SHORT TASK >> Give every line below again, exactly.

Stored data
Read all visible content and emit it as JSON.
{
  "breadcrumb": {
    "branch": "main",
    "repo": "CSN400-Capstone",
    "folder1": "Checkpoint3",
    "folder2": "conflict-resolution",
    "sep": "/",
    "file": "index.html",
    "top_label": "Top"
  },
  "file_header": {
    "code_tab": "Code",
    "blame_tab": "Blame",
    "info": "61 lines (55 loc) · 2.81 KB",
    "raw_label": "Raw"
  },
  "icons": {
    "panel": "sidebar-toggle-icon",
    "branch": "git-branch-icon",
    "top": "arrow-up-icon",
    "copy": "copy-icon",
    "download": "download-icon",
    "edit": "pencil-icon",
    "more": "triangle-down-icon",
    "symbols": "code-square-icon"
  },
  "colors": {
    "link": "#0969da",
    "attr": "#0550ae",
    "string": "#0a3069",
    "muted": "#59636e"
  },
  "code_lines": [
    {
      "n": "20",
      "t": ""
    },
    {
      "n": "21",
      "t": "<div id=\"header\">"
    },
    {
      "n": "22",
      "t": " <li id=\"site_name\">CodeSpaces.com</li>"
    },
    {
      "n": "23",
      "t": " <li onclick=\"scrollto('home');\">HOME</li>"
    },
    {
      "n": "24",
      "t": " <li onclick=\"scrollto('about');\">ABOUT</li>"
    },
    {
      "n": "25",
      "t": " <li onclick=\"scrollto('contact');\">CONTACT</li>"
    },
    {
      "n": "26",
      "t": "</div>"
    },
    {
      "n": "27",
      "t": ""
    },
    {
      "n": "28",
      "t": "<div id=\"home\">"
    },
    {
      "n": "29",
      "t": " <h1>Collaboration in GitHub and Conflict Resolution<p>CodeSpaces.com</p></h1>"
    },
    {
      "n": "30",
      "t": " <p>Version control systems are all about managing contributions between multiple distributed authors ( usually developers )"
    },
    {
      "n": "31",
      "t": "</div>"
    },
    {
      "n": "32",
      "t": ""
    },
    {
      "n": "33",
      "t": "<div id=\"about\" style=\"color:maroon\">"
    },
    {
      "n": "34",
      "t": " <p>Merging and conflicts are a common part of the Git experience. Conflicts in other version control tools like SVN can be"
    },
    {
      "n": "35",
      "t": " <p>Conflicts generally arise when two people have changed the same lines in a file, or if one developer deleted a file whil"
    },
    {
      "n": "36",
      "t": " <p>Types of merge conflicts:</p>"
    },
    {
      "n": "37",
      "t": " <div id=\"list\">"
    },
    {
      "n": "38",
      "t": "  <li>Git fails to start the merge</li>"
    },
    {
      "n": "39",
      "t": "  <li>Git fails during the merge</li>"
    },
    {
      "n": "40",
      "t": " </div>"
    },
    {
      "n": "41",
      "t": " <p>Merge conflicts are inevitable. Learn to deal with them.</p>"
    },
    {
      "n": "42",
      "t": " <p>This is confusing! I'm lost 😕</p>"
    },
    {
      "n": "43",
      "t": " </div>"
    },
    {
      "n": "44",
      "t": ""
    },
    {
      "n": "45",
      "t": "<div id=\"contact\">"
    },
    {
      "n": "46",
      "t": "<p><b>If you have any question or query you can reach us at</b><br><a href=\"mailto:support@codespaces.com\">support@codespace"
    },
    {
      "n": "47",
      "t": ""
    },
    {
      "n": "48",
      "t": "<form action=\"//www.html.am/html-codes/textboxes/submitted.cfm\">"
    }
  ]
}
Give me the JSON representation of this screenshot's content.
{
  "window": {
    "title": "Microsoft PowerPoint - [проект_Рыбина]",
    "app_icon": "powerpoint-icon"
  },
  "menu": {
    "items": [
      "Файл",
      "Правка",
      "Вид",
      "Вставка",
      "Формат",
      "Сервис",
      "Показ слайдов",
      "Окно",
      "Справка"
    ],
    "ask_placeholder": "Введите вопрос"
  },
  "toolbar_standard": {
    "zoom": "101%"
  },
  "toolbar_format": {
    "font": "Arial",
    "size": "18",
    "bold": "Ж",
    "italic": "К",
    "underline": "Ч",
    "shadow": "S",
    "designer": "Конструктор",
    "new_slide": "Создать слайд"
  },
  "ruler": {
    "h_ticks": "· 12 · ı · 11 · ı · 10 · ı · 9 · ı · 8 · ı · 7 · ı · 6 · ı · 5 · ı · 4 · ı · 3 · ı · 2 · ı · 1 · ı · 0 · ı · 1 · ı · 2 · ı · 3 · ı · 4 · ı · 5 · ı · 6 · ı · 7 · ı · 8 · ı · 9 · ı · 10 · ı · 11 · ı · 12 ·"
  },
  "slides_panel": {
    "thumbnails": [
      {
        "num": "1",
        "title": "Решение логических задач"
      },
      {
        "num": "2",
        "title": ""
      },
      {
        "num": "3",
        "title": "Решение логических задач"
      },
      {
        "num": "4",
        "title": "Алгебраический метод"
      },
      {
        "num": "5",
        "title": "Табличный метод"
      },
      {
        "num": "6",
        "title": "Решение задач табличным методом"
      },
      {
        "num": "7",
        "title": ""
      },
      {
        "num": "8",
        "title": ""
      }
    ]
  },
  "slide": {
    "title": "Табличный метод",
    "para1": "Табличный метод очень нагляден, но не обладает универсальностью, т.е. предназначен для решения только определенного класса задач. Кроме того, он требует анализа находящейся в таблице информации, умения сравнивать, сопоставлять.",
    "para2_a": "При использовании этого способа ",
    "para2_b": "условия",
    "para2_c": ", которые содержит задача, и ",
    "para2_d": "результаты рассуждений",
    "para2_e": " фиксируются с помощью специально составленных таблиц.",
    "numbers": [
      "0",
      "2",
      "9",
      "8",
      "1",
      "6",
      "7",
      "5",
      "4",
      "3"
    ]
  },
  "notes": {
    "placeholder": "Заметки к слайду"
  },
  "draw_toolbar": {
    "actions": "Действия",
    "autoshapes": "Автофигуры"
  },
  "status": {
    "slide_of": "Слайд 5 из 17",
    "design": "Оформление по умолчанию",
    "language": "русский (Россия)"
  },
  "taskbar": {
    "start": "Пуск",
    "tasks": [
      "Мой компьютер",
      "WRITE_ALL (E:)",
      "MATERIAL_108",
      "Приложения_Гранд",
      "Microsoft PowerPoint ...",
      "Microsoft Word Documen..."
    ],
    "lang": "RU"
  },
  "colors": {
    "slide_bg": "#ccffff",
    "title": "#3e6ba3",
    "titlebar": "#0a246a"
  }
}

ANSWER BELOW >>
Read all visible content and emit it as JSON.
{
  "breadcrumb": {
    "branch": "main",
    "repo": "CSN400-Capstone",
    "folder1": "Checkpoint3",
    "folder2": "conflict-resolution",
    "sep": "/",
    "file": "index.html",
    "top_label": "Top"
  },
  "file_header": {
    "code_tab": "Code",
    "blame_tab": "Blame",
    "info": "61 lines (55 loc) · 2.81 KB",
    "raw_label": "Raw"
  },
  "icons": {
    "panel": "sidebar-toggle-icon",
    "branch": "git-branch-icon",
    "top": "arrow-up-icon",
    "copy": "copy-icon",
    "download": "download-icon",
    "edit": "pencil-icon",
    "more": "triangle-down-icon",
    "symbols": "code-square-icon"
  },
  "colors": {
    "link": "#0969da",
    "attr": "#0550ae",
    "string": "#0a3069",
    "muted": "#59636e"
  },
  "code_lines": [
    {
      "n": "20",
      "t": ""
    },
    {
      "n": "21",
      "t": "<div id=\"header\">"
    },
    {
      "n": "22",
      "t": " <li id=\"site_name\">CodeSpaces.com</li>"
    },
    {
      "n": "23",
      "t": " <li onclick=\"scrollto('home');\">HOME</li>"
    },
    {
      "n": "24",
      "t": " <li onclick=\"scrollto('about');\">ABOUT</li>"
    },
    {
      "n": "25",
      "t": " <li onclick=\"scrollto('contact');\">CONTACT</li>"
    },
    {
      "n": "26",
      "t": "</div>"
    },
    {
      "n": "27",
      "t": ""
    },
    {
      "n": "28",
      "t": "<div id=\"home\">"
    },
    {
      "n": "29",
      "t": " <h1>Collaboration in GitHub and Conflict Resolution<p>CodeSpaces.com</p></h1>"
    },
    {
      "n": "30",
      "t": " <p>Version control systems are all about managing contributions between multiple distributed authors ( usually developers )"
    },
    {
      "n": "31",
      "t": "</div>"
    },
    {
      "n": "32",
      "t": ""
    },
    {
      "n": "33",
      "t": "<div id=\"about\" style=\"color:maroon\">"
    },
    {
      "n": "34",
      "t": " <p>Merging and conflicts are a common part of the Git experience. Conflicts in other version control tools like SVN can be"
    },
    {
      "n": "35",
      "t": " <p>Conflicts generally arise when two people have changed the same lines in a file, or if one developer deleted a file whil"
    },
    {
      "n": "36",
      "t": " <p>Types of merge conflicts:</p>"
    },
    {
      "n": "37",
      "t": " <div id=\"list\">"
    },
    {
      "n": "38",
      "t": "  <li>Git fails to start the merge</li>"
    },
    {
      "n": "39",
      "t": "  <li>Git fails during the merge</li>"
    },
    {
      "n": "40",
      "t": " </div>"
    },
    {
      "n": "41",
      "t": " <p>Merge conflicts are inevitable. Learn to deal with them.</p>"
    },
    {
      "n": "42",
      "t": " <p>This is confusing! I'm lost 😕</p>"
    },
    {
      "n": "43",
      "t": " </div>"
    },
    {
      "n": "44",
      "t": ""
    },
    {
      "n": "45",
      "t": "<div id=\"contact\">"
    },
    {
      "n": "46",
      "t": "<p><b>If you have any question or query you can reach us at</b><br><a href=\"mailto:support@codespaces.com\">support@codespace"
    },
    {
      "n": "47",
      "t": ""
    },
    {
      "n": "48",
      "t": "<form action=\"//www.html.am/html-codes/textboxes/submitted.cfm\">"
    }
  ]
}
Give me the JSON representation of this screenshot's content.
{
  "window": {
    "title": "Microsoft PowerPoint - [проект_Рыбина]",
    "app_icon": "powerpoint-icon"
  },
  "menu": {
    "items": [
      "Файл",
      "Правка",
      "Вид",
      "Вставка",
      "Формат",
      "Сервис",
      "Показ слайдов",
      "Окно",
      "Справка"
    ],
    "ask_placeholder": "Введите вопрос"
  },
  "toolbar_standard": {
    "zoom": "101%"
  },
  "toolbar_format": {
    "font": "Arial",
    "size": "18",
    "bold": "Ж",
    "italic": "К",
    "underline": "Ч",
    "shadow": "S",
    "designer": "Конструктор",
    "new_slide": "Создать слайд"
  },
  "ruler": {
    "h_ticks": "· 12 · ı · 11 · ı · 10 · ı · 9 · ı · 8 · ı · 7 · ı · 6 · ı · 5 · ı · 4 · ı · 3 · ı · 2 · ı · 1 · ı · 0 · ı · 1 · ı · 2 · ı · 3 · ı · 4 · ı · 5 · ı · 6 · ı · 7 · ı · 8 · ı · 9 · ı · 10 · ı · 11 · ı · 12 ·"
  },
  "slides_panel": {
    "thumbnails": [
      {
        "num": "1",
        "title": "Решение логических задач"
      },
      {
        "num": "2",
        "title": ""
      },
      {
        "num": "3",
        "title": "Решение логических задач"
      },
      {
        "num": "4",
        "title": "Алгебраический метод"
      },
      {
        "num": "5",
        "title": "Табличный метод"
      },
      {
        "num": "6",
        "title": "Решение задач табличным методом"
      },
      {
        "num": "7",
        "title": ""
      },
      {
        "num": "8",
        "title": ""
      }
    ]
  },
  "slide": {
    "title": "Табличный метод",
    "para1": "Табличный метод очень нагляден, но не обладает универсальностью, т.е. предназначен для решения только определенного класса задач. Кроме того, он требует анализа находящейся в таблице информации, умения сравнивать, сопоставлять.",
    "para2_a": "При использовании этого способа ",
    "para2_b": "условия",
    "para2_c": ", которые содержит задача, и ",
    "para2_d": "результаты рассуждений",
    "para2_e": " фиксируются с помощью специально составленных таблиц.",
    "numbers": [
      "0",
      "2",
      "9",
      "8",
      "1",
      "6",
      "7",
      "5",
      "4",
      "3"
    ]
  },
  "notes": {
    "placeholder": "Заметки к слайду"
  },
  "draw_toolbar": {
    "actions": "Действия",
    "autoshapes": "Автофигуры"
  },
  "status": {
    "slide_of": "Слайд 5 из 17",
    "design": "Оформление по умолчанию",
    "language": "русский (Россия)"
  },
  "taskbar": {
    "start": "Пуск",
    "tasks": [
      "Мой компьютер",
      "WRITE_ALL (E:)",
      "MATERIAL_108",
      "Приложения_Гранд",
      "Microsoft PowerPoint ...",
      "Microsoft Word Documen..."
    ],
    "lang": "RU"
  },
  "colors": {
    "slide_bg": "#ccffff",
    "title": "#3e6ba3",
    "titlebar": "#0a246a"
  }
}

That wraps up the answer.